*Goal*:
Return only the count of lines in which the word "para" appears.

:: Material for this task ::

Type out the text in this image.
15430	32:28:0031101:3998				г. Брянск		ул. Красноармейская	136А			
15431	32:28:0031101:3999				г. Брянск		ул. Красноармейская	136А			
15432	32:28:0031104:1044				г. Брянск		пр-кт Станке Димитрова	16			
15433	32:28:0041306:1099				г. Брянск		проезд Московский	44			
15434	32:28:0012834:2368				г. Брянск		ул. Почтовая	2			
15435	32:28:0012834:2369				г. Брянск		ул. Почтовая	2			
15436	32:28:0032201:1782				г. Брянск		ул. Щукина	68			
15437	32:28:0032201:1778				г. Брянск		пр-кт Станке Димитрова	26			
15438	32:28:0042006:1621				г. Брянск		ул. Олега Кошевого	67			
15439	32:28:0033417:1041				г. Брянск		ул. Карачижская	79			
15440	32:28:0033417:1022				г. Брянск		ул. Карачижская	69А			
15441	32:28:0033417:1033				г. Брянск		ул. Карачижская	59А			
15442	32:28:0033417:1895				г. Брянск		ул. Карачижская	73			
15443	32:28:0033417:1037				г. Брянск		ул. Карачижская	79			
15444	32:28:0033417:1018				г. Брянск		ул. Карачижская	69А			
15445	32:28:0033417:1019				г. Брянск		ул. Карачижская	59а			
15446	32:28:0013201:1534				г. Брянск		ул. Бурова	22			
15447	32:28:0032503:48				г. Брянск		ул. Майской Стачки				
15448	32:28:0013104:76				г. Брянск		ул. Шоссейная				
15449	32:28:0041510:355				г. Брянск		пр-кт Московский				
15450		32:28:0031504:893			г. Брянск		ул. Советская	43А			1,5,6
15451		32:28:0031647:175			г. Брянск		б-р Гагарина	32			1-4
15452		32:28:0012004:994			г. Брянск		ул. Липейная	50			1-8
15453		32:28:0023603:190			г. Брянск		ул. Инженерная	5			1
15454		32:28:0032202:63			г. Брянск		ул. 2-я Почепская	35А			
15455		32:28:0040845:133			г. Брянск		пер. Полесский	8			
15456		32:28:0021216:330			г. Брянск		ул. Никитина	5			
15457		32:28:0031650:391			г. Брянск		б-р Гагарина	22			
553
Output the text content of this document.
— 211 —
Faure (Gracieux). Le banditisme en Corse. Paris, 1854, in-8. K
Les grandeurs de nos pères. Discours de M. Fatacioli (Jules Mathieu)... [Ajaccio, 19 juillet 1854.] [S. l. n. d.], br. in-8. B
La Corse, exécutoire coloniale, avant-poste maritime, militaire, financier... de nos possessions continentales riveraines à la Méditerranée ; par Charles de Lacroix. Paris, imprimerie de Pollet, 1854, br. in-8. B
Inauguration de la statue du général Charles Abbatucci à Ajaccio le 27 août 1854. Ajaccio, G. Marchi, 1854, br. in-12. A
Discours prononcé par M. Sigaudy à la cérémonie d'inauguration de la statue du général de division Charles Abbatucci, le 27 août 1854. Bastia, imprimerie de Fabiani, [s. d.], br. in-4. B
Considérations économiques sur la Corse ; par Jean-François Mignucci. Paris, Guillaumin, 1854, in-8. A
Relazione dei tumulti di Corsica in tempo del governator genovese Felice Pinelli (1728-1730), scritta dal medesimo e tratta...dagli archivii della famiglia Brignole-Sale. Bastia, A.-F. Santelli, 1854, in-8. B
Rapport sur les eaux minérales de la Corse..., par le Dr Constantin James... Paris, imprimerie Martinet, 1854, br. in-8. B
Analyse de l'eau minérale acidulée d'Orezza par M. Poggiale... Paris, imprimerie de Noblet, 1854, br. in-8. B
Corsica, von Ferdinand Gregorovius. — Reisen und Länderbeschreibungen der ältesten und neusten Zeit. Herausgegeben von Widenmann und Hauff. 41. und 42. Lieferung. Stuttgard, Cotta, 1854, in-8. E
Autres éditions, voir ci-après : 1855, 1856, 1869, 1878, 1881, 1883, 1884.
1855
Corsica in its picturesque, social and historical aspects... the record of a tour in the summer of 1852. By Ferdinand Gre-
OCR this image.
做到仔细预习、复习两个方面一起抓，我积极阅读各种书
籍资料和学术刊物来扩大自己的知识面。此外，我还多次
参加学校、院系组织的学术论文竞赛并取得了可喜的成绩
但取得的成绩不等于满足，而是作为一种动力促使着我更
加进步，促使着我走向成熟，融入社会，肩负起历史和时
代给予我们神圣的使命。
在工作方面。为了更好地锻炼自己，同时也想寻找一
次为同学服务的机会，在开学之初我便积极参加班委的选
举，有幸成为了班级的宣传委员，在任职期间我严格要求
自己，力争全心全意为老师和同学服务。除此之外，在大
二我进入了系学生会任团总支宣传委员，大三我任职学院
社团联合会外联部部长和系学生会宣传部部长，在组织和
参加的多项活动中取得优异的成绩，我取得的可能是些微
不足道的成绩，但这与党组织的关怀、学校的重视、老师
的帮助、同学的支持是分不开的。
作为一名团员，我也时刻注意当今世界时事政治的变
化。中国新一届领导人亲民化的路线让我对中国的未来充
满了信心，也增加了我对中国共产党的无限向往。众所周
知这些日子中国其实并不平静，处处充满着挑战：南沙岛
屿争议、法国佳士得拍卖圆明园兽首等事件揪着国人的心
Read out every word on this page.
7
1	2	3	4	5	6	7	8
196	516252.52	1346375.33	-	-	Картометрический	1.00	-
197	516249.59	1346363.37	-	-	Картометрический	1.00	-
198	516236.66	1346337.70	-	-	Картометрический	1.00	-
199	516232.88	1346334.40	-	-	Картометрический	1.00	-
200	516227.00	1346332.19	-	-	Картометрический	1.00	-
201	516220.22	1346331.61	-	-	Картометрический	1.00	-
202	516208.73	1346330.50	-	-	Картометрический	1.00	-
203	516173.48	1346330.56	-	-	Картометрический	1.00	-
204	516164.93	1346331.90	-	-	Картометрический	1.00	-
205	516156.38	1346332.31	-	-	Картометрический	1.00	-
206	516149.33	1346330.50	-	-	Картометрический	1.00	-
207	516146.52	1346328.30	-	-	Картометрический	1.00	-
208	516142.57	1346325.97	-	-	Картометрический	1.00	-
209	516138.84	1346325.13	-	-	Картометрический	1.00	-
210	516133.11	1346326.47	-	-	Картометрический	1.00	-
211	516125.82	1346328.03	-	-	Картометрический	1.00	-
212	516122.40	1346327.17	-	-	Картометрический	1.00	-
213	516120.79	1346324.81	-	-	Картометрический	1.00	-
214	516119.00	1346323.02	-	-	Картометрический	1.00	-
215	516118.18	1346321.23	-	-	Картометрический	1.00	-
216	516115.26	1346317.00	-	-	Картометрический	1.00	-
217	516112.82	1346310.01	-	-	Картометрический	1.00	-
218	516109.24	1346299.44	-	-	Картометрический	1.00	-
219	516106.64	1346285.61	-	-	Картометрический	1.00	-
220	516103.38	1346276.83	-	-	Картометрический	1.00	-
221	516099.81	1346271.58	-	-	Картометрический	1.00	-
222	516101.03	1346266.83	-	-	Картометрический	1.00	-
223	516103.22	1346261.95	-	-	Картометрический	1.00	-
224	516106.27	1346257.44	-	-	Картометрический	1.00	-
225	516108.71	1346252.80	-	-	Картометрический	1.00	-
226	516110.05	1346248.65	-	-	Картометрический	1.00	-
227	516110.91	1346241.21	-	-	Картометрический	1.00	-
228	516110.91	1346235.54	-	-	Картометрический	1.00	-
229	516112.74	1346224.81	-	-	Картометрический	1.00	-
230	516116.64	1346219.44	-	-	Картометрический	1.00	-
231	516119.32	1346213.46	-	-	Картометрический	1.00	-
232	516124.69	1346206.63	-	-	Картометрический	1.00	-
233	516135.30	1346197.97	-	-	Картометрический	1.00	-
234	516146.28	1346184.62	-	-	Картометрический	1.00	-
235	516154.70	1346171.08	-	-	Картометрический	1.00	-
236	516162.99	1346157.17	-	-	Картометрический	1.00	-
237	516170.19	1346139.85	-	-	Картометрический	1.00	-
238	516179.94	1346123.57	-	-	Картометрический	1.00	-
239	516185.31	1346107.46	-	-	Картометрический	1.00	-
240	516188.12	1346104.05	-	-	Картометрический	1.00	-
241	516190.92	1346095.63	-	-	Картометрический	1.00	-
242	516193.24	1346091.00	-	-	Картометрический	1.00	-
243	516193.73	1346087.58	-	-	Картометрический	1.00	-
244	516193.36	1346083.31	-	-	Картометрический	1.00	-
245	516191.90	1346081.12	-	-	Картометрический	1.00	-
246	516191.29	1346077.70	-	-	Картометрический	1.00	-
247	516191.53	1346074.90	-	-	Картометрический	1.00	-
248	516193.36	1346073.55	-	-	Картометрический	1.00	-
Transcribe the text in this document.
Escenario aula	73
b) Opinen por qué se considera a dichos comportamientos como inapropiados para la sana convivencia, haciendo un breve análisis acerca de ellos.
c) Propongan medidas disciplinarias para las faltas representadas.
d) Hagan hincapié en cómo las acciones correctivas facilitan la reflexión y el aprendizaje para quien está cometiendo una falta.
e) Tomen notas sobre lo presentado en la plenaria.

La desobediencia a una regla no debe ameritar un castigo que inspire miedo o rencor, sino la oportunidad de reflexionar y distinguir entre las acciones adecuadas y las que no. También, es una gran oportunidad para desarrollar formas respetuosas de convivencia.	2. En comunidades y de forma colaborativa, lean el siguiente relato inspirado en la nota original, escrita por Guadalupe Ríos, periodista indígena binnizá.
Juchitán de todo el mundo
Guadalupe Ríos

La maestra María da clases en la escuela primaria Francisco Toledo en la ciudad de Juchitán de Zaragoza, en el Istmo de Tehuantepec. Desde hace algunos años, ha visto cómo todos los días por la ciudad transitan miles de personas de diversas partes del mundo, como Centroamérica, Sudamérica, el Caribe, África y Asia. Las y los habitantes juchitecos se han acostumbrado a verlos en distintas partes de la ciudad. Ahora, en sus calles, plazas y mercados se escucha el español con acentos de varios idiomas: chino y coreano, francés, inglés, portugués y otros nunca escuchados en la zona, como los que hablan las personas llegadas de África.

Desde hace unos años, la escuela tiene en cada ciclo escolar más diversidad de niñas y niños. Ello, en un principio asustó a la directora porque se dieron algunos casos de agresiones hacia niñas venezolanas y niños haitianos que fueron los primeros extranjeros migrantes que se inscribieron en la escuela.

:::

*Right answer*:
4